Give all the lines below again, exactly, with no pictures.

** begin Stored data **

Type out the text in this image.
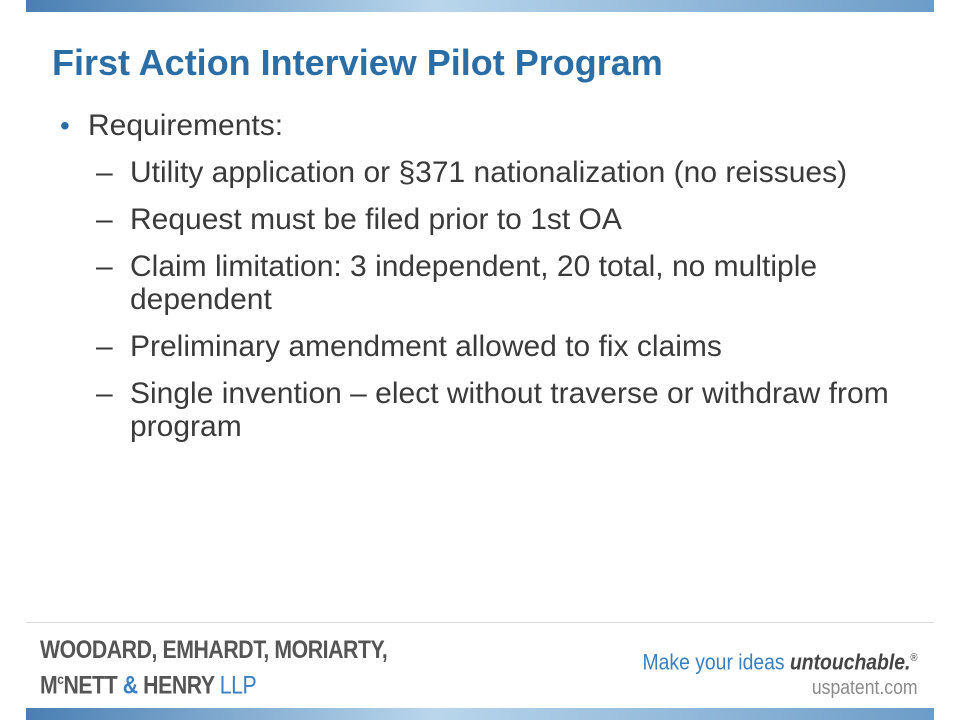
First Action Interview Pilot Program
• Requirements:
– Utility application or §371 nationalization (no reissues)
– Request must be filed prior to 1st OA
– Claim limitation: 3 independent, 20 total, no multiple dependent
– Preliminary amendment allowed to fix claims
– Single invention – elect without traverse or withdraw from program
WOODARD, EMHARDT, MORIARTY,
$M^cNETT$ & HENRY LLP
Make your ideas untouchable.®
uspatent.com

** end Stored data **

● **Exercise result**
Type out the text in this image.
First Action Interview Pilot Program
• Requirements:
– Utility application or §371 nationalization (no reissues)
– Request must be filed prior to 1st OA
– Claim limitation: 3 independent, 20 total, no multiple dependent
– Preliminary amendment allowed to fix claims
– Single invention – elect without traverse or withdraw from program
WOODARD, EMHARDT, MORIARTY,
$M^cNETT$ & HENRY LLP
Make your ideas untouchable.®
uspatent.com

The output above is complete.